## [Given problem]
Reproduce the listing below without changes, except that pictures are left out.

#####

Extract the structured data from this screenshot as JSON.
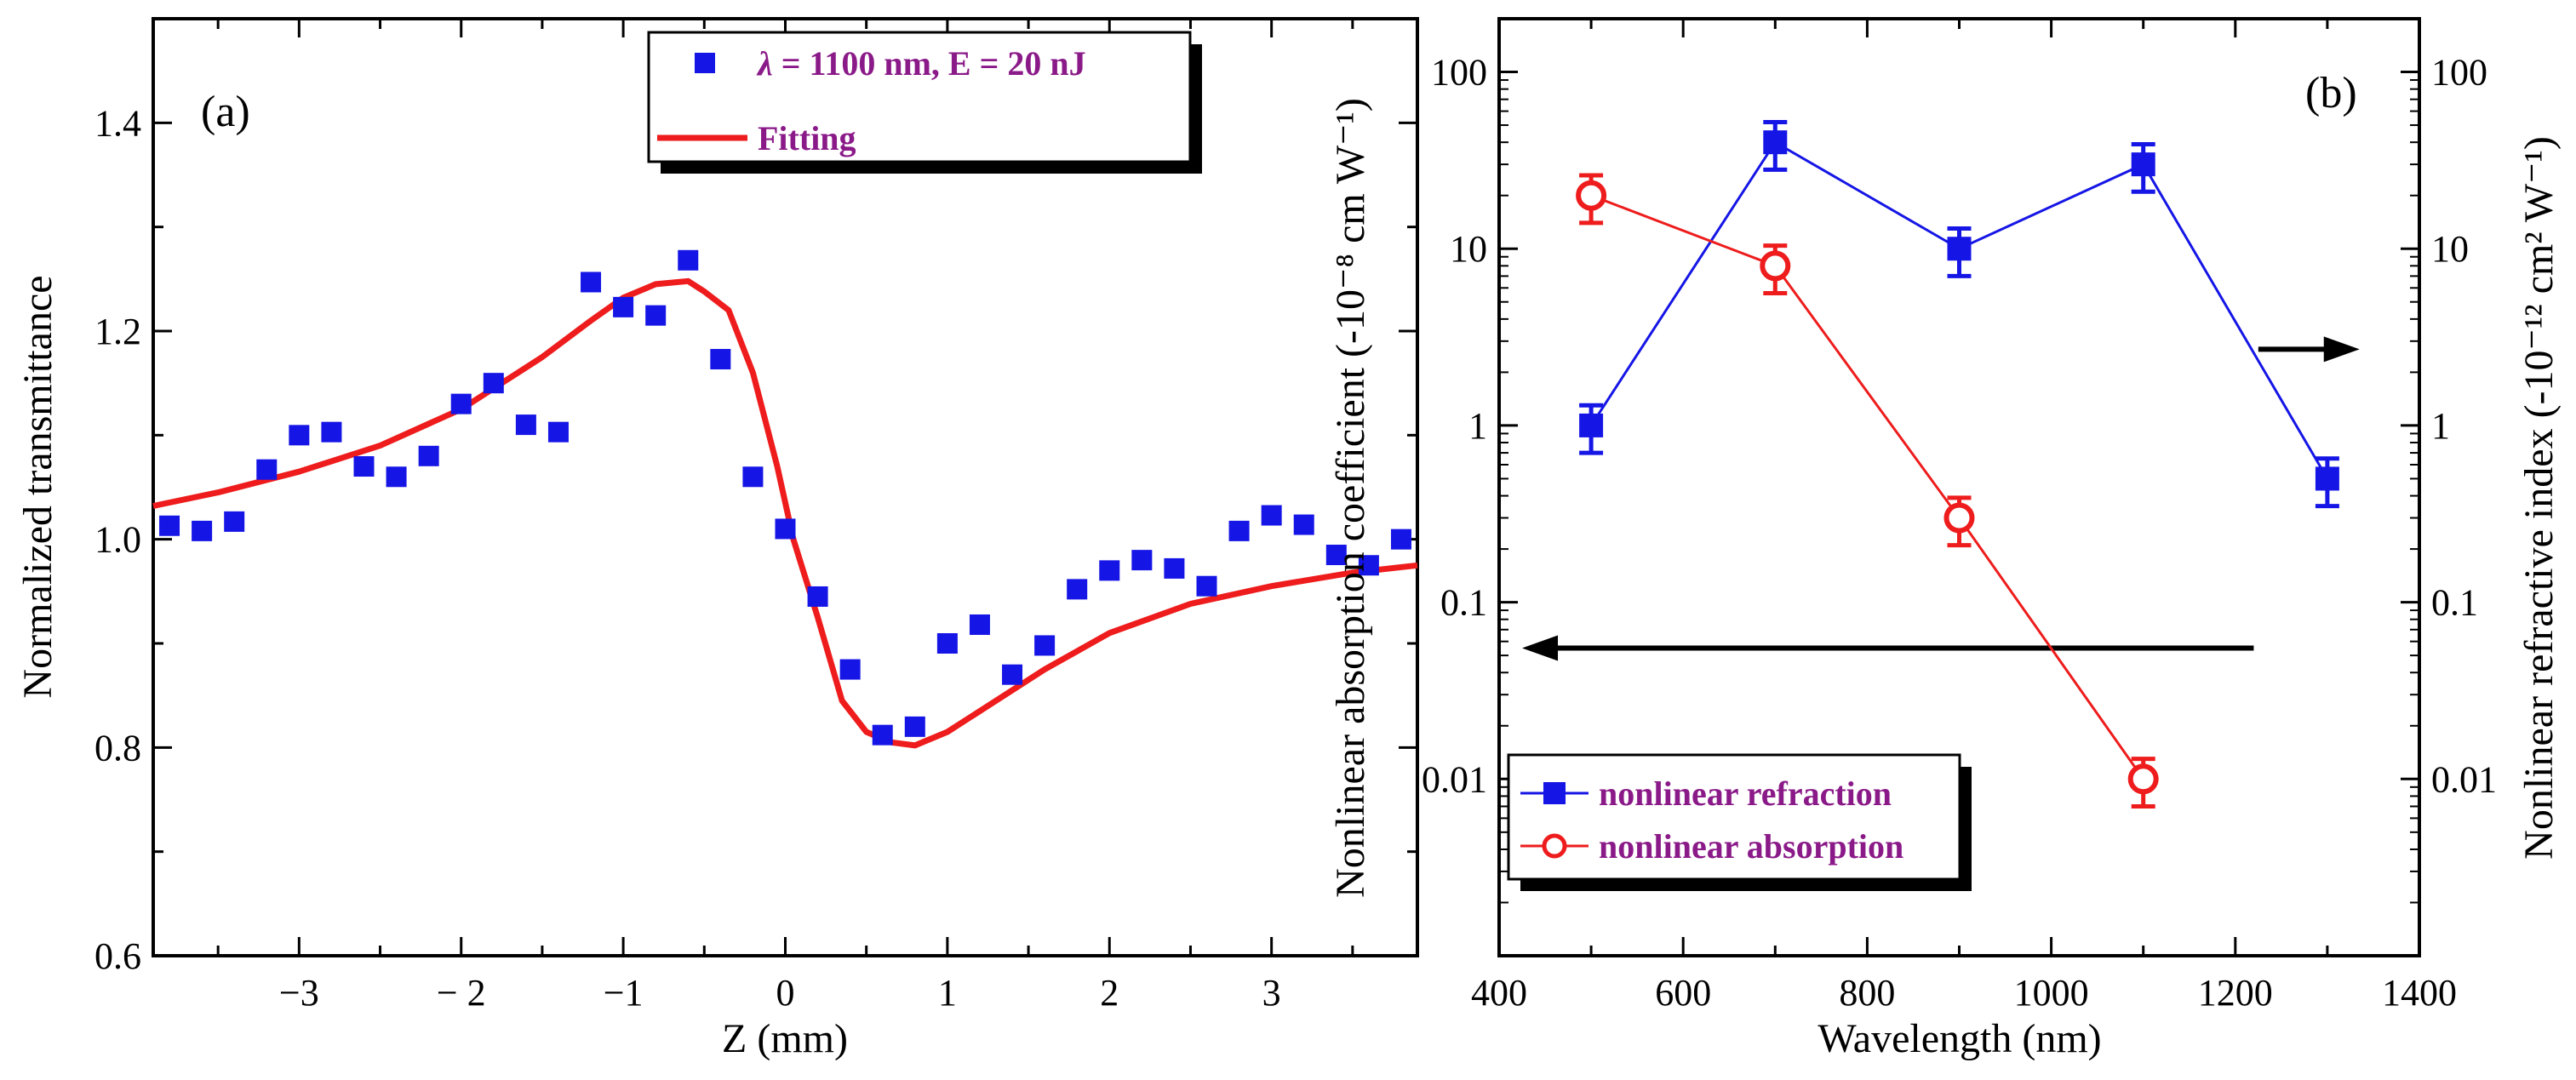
{
  "chart_data": [
    {
      "type": "scatter",
      "panel_label": "(a)",
      "xlabel": "Z (mm)",
      "ylabel": "Normalized transmittance",
      "xlim": [
        -3.9,
        3.9
      ],
      "ylim": [
        0.6,
        1.5
      ],
      "xticks": [
        -3,
        -2,
        -1,
        0,
        1,
        2,
        3
      ],
      "xtick_labels": [
        "−3",
        "− 2",
        "−1",
        "0",
        "1",
        "2",
        "3"
      ],
      "yticks": [
        0.6,
        0.8,
        1.0,
        1.2,
        1.4
      ],
      "ytick_labels": [
        "0.6",
        "0.8",
        "1.0",
        "1.2",
        "1.4"
      ],
      "legend_position": "top-right",
      "series": [
        {
          "name": "λ = 1100 nm, E = 20 nJ",
          "name_symbol": "λ",
          "name_rest": " = 1100 nm, E = 20 nJ",
          "kind": "markers",
          "color": "#1515e6",
          "x": [
            -3.8,
            -3.6,
            -3.4,
            -3.2,
            -3.0,
            -2.8,
            -2.6,
            -2.4,
            -2.2,
            -2.0,
            -1.8,
            -1.6,
            -1.4,
            -1.2,
            -1.0,
            -0.8,
            -0.6,
            -0.4,
            -0.2,
            0.0,
            0.2,
            0.4,
            0.6,
            0.8,
            1.0,
            1.2,
            1.4,
            1.6,
            1.8,
            2.0,
            2.2,
            2.4,
            2.6,
            2.8,
            3.0,
            3.2,
            3.4,
            3.6,
            3.8
          ],
          "y": [
            1.013,
            1.008,
            1.017,
            1.067,
            1.1,
            1.103,
            1.07,
            1.06,
            1.08,
            1.13,
            1.15,
            1.11,
            1.103,
            1.247,
            1.223,
            1.215,
            1.268,
            1.173,
            1.06,
            1.01,
            0.945,
            0.875,
            0.812,
            0.82,
            0.9,
            0.918,
            0.87,
            0.898,
            0.952,
            0.97,
            0.98,
            0.972,
            0.955,
            1.008,
            1.023,
            1.014,
            0.985,
            0.975,
            1.0
          ]
        },
        {
          "name": "Fitting",
          "kind": "line",
          "color": "#ee1c1c",
          "x": [
            -3.9,
            -3.5,
            -3.0,
            -2.5,
            -2.0,
            -1.5,
            -1.2,
            -1.0,
            -0.8,
            -0.6,
            -0.5,
            -0.35,
            -0.2,
            -0.05,
            0.05,
            0.2,
            0.35,
            0.5,
            0.65,
            0.8,
            1.0,
            1.3,
            1.6,
            2.0,
            2.5,
            3.0,
            3.5,
            3.9
          ],
          "y": [
            1.032,
            1.045,
            1.065,
            1.09,
            1.125,
            1.175,
            1.21,
            1.232,
            1.245,
            1.248,
            1.238,
            1.22,
            1.16,
            1.07,
            1.0,
            0.925,
            0.845,
            0.815,
            0.805,
            0.802,
            0.815,
            0.845,
            0.875,
            0.91,
            0.938,
            0.955,
            0.968,
            0.975
          ]
        }
      ]
    },
    {
      "type": "line",
      "panel_label": "(b)",
      "xlabel": "Wavelength (nm)",
      "ylabel_left": "Nonlinear absorption coefficient (-10⁻⁸ cm W⁻¹)",
      "ylabel_right": "Nonlinear refractive index (-10⁻¹² cm² W⁻¹)",
      "y_scale": "log",
      "xlim": [
        400,
        1400
      ],
      "ylim": [
        0.001,
        200
      ],
      "xticks": [
        400,
        600,
        800,
        1000,
        1200,
        1400
      ],
      "xtick_labels": [
        "400",
        "600",
        "800",
        "1000",
        "1200",
        "1400"
      ],
      "yticks": [
        0.01,
        0.1,
        1,
        10,
        100
      ],
      "ytick_labels": [
        "0.01",
        "0.1",
        "1",
        "10",
        "100"
      ],
      "legend_position": "bottom-left",
      "arrows": [
        {
          "direction": "left",
          "y": 0.055,
          "x_from": 1220,
          "x_to": 425
        },
        {
          "direction": "right",
          "y": 2.7,
          "x_from": 1225,
          "x_to": 1335
        }
      ],
      "series": [
        {
          "name": "nonlinear refraction",
          "marker": "filled-square",
          "color": "#1515e6",
          "x": [
            500,
            700,
            900,
            1100,
            1300
          ],
          "y": [
            1.0,
            40,
            10,
            30,
            0.5
          ],
          "err_low": [
            0.7,
            28,
            7,
            21,
            0.35
          ],
          "err_high": [
            1.3,
            52,
            13,
            39,
            0.65
          ]
        },
        {
          "name": "nonlinear absorption",
          "marker": "open-circle",
          "color": "#ee1c1c",
          "x": [
            500,
            700,
            900,
            1100
          ],
          "y": [
            20,
            8,
            0.3,
            0.01
          ],
          "err_low": [
            14,
            5.6,
            0.21,
            0.007
          ],
          "err_high": [
            26,
            10.4,
            0.39,
            0.013
          ]
        }
      ]
    }
  ]
}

#####

## [Solution below]
Extract the structured data from this screenshot as JSON.
{
  "chart_data": [
    {
      "type": "scatter",
      "panel_label": "(a)",
      "xlabel": "Z (mm)",
      "ylabel": "Normalized transmittance",
      "xlim": [
        -3.9,
        3.9
      ],
      "ylim": [
        0.6,
        1.5
      ],
      "xticks": [
        -3,
        -2,
        -1,
        0,
        1,
        2,
        3
      ],
      "xtick_labels": [
        "−3",
        "− 2",
        "−1",
        "0",
        "1",
        "2",
        "3"
      ],
      "yticks": [
        0.6,
        0.8,
        1.0,
        1.2,
        1.4
      ],
      "ytick_labels": [
        "0.6",
        "0.8",
        "1.0",
        "1.2",
        "1.4"
      ],
      "legend_position": "top-right",
      "series": [
        {
          "name": "λ = 1100 nm, E = 20 nJ",
          "name_symbol": "λ",
          "name_rest": " = 1100 nm, E = 20 nJ",
          "kind": "markers",
          "color": "#1515e6",
          "x": [
            -3.8,
            -3.6,
            -3.4,
            -3.2,
            -3.0,
            -2.8,
            -2.6,
            -2.4,
            -2.2,
            -2.0,
            -1.8,
            -1.6,
            -1.4,
            -1.2,
            -1.0,
            -0.8,
            -0.6,
            -0.4,
            -0.2,
            0.0,
            0.2,
            0.4,
            0.6,
            0.8,
            1.0,
            1.2,
            1.4,
            1.6,
            1.8,
            2.0,
            2.2,
            2.4,
            2.6,
            2.8,
            3.0,
            3.2,
            3.4,
            3.6,
            3.8
          ],
          "y": [
            1.013,
            1.008,
            1.017,
            1.067,
            1.1,
            1.103,
            1.07,
            1.06,
            1.08,
            1.13,
            1.15,
            1.11,
            1.103,
            1.247,
            1.223,
            1.215,
            1.268,
            1.173,
            1.06,
            1.01,
            0.945,
            0.875,
            0.812,
            0.82,
            0.9,
            0.918,
            0.87,
            0.898,
            0.952,
            0.97,
            0.98,
            0.972,
            0.955,
            1.008,
            1.023,
            1.014,
            0.985,
            0.975,
            1.0
          ]
        },
        {
          "name": "Fitting",
          "kind": "line",
          "color": "#ee1c1c",
          "x": [
            -3.9,
            -3.5,
            -3.0,
            -2.5,
            -2.0,
            -1.5,
            -1.2,
            -1.0,
            -0.8,
            -0.6,
            -0.5,
            -0.35,
            -0.2,
            -0.05,
            0.05,
            0.2,
            0.35,
            0.5,
            0.65,
            0.8,
            1.0,
            1.3,
            1.6,
            2.0,
            2.5,
            3.0,
            3.5,
            3.9
          ],
          "y": [
            1.032,
            1.045,
            1.065,
            1.09,
            1.125,
            1.175,
            1.21,
            1.232,
            1.245,
            1.248,
            1.238,
            1.22,
            1.16,
            1.07,
            1.0,
            0.925,
            0.845,
            0.815,
            0.805,
            0.802,
            0.815,
            0.845,
            0.875,
            0.91,
            0.938,
            0.955,
            0.968,
            0.975
          ]
        }
      ]
    },
    {
      "type": "line",
      "panel_label": "(b)",
      "xlabel": "Wavelength (nm)",
      "ylabel_left": "Nonlinear absorption coefficient (-10⁻⁸ cm W⁻¹)",
      "ylabel_right": "Nonlinear refractive index (-10⁻¹² cm² W⁻¹)",
      "y_scale": "log",
      "xlim": [
        400,
        1400
      ],
      "ylim": [
        0.001,
        200
      ],
      "xticks": [
        400,
        600,
        800,
        1000,
        1200,
        1400
      ],
      "xtick_labels": [
        "400",
        "600",
        "800",
        "1000",
        "1200",
        "1400"
      ],
      "yticks": [
        0.01,
        0.1,
        1,
        10,
        100
      ],
      "ytick_labels": [
        "0.01",
        "0.1",
        "1",
        "10",
        "100"
      ],
      "legend_position": "bottom-left",
      "arrows": [
        {
          "direction": "left",
          "y": 0.055,
          "x_from": 1220,
          "x_to": 425
        },
        {
          "direction": "right",
          "y": 2.7,
          "x_from": 1225,
          "x_to": 1335
        }
      ],
      "series": [
        {
          "name": "nonlinear refraction",
          "marker": "filled-square",
          "color": "#1515e6",
          "x": [
            500,
            700,
            900,
            1100,
            1300
          ],
          "y": [
            1.0,
            40,
            10,
            30,
            0.5
          ],
          "err_low": [
            0.7,
            28,
            7,
            21,
            0.35
          ],
          "err_high": [
            1.3,
            52,
            13,
            39,
            0.65
          ]
        },
        {
          "name": "nonlinear absorption",
          "marker": "open-circle",
          "color": "#ee1c1c",
          "x": [
            500,
            700,
            900,
            1100
          ],
          "y": [
            20,
            8,
            0.3,
            0.01
          ],
          "err_low": [
            14,
            5.6,
            0.21,
            0.007
          ],
          "err_high": [
            26,
            10.4,
            0.39,
            0.013
          ]
        }
      ]
    }
  ]
}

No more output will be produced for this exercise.